-- Document section --
──────

Terraform Interview Questions: Infrastructure as Code Complete Guide 2026
Master Terraform interview questions covering state management, modules, workspaces, providers, and IaC best practices. Updated for Terraform 1.14 and HCP Terraform in 2026.

Terraform interview questions test a candidate's ability to manage cloud infrastructure declaratively, handle state safely, and design reusable modules. With Terraform 1.14 now supporting variables in module sources and HCP Terraform expanding its managed execution platform, interviewers in 2026 expect candidates to demonstrate both foundational HCL knowledge and awareness of the evolving IaC landscape.
Terraform interviews rarely focus on syntax memorization. The critical areas are state management strategies, module design patterns, handling secrets, and the ability to reason about plan/apply cycles in production environments.
Core Terraform Concepts Every Candidate Must Know
What is Terraform and how does it differ from other IaC tools?
Terraform is a declarative Infrastructure as Code tool that manages cloud resources through configuration files written in HCL (HashiCorp Configuration Language). Unlike imperative tools such as Ansible or shell scripts, Terraform maintains a state file that tracks the current infrastructure and computes a diff (the "plan") before applying changes.
The key differentiators: Terraform is cloud-agnostic (supporting AWS, Azure, GCP, and hundreds of providers), uses a plan-before-apply workflow that prevents surprises, and manages resource dependencies through an internal directed acyclic graph (DAG).
A strong answer also acknowledges the ecosystem shift: since HashiCorp adopted the BSL license in 2023, OpenTofu emerged as an open-source fork under the Linux Foundation. Both tools share the same HCL syntax but are diverging in features. Terraform 1.14 focuses on platform integration with HCP, while OpenTofu 1.9 prioritizes state encryption and dynamic backends.

──────

-- Assigned task 1 --
Answer these questions from the Terraform interview guide.
(a) In what language are Terraform configuration files written?
(b) Under which organization did OpenTofu emerge as an open-source fork?
(c) What does Terraform 1.14 now support in module sources?
-- Assigned task 2 --
Set down everything in the Terraform interview guide from "Core Terraform Concepts" down to "acyclic graph (DAG).", without changing a word.

──────

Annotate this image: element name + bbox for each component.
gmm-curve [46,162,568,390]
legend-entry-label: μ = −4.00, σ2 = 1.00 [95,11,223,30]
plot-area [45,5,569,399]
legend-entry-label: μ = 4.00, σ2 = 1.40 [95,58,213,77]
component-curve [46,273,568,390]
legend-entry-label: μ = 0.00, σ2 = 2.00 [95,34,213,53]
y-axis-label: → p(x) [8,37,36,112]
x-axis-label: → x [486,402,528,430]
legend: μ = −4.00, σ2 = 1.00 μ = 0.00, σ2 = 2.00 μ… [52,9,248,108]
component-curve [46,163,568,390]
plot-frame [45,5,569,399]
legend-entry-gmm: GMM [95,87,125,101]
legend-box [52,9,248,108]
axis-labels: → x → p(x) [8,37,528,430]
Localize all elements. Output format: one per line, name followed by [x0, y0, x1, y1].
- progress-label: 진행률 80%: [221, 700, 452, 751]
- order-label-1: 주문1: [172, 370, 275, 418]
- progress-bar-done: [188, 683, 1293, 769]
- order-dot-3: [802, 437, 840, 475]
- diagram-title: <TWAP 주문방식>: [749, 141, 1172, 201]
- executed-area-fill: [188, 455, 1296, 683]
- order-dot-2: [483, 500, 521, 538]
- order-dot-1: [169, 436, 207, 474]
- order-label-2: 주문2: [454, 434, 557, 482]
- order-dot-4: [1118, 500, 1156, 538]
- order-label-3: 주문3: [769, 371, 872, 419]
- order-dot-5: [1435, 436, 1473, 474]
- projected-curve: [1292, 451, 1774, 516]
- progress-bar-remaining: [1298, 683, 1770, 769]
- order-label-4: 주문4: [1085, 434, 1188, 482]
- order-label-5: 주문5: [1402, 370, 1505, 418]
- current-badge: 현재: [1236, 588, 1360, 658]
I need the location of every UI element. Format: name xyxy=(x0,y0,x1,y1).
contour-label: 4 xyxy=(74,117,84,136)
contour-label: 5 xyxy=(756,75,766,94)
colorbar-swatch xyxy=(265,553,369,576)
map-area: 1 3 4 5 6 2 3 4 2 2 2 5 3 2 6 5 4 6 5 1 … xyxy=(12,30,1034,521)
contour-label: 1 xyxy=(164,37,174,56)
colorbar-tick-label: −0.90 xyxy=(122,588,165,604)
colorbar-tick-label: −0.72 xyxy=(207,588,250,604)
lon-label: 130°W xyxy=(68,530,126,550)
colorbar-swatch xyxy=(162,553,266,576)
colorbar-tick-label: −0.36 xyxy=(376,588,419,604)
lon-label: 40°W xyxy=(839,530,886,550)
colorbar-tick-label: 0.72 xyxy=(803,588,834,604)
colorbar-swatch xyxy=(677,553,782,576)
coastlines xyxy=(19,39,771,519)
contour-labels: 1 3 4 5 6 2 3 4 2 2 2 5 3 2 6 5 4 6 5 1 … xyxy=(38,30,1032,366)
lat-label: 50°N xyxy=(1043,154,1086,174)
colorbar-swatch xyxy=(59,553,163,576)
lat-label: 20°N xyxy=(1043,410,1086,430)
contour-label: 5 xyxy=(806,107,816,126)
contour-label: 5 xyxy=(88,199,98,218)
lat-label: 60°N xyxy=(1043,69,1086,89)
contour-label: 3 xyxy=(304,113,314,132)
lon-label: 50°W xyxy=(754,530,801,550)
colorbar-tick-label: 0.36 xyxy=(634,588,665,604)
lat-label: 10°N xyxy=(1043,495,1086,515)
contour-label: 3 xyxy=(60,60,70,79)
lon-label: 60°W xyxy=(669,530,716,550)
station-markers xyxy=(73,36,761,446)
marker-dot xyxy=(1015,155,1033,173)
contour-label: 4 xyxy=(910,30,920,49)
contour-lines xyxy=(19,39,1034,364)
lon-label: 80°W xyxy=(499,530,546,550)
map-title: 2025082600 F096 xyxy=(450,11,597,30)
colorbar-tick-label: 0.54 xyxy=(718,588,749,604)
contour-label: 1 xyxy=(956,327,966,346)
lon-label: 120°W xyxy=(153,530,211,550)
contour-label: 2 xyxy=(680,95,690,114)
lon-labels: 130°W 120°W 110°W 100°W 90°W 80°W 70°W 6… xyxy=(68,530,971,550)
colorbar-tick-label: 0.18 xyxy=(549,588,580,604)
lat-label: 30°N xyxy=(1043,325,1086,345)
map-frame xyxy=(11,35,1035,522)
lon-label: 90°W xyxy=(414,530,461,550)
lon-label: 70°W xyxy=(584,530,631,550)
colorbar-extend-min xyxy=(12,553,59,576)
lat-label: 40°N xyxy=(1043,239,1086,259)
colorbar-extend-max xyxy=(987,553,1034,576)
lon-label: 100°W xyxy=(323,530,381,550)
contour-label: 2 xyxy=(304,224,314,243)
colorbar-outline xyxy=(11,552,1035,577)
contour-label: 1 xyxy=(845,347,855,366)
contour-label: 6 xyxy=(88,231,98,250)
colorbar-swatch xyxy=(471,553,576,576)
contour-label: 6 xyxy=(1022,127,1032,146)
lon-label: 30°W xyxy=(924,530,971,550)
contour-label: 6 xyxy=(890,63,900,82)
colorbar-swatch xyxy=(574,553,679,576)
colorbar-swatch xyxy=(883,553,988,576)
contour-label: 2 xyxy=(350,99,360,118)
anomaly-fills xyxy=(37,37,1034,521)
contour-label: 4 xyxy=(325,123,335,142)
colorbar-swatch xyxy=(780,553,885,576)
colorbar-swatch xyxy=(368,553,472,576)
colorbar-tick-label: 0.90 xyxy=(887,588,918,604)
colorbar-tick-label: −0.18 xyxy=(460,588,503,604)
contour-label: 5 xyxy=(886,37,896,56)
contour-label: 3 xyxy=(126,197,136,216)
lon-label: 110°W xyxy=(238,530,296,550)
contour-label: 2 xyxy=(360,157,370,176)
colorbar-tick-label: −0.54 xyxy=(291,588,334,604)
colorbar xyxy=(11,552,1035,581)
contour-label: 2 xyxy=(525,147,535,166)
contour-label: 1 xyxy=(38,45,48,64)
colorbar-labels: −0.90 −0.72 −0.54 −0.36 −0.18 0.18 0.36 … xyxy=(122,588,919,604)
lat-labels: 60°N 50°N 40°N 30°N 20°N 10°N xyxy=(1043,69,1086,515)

──────

-- Task output 1 --
(a) HCL (HashiCorp Configuration Language)
(b) The Linux Foundation
(c) Variables

-- Task output 2 --
Core Terraform Concepts Every Candidate Must Know
What is Terraform and how does it differ from other IaC tools?
Terraform is a declarative Infrastructure as Code tool that manages cloud resources through configuration files written in HCL (HashiCorp Configuration Language). Unlike imperative tools such as Ansible or shell scripts, Terraform maintains a state file that tracks the current infrastructure and computes a diff (the "plan") before applying changes.
The key differentiators: Terraform is cloud-agnostic (supporting AWS, Azure, GCP, and hundreds of providers), uses a plan-before-apply workflow that prevents surprises, and manages resource dependencies through an internal directed acyclic graph (DAG).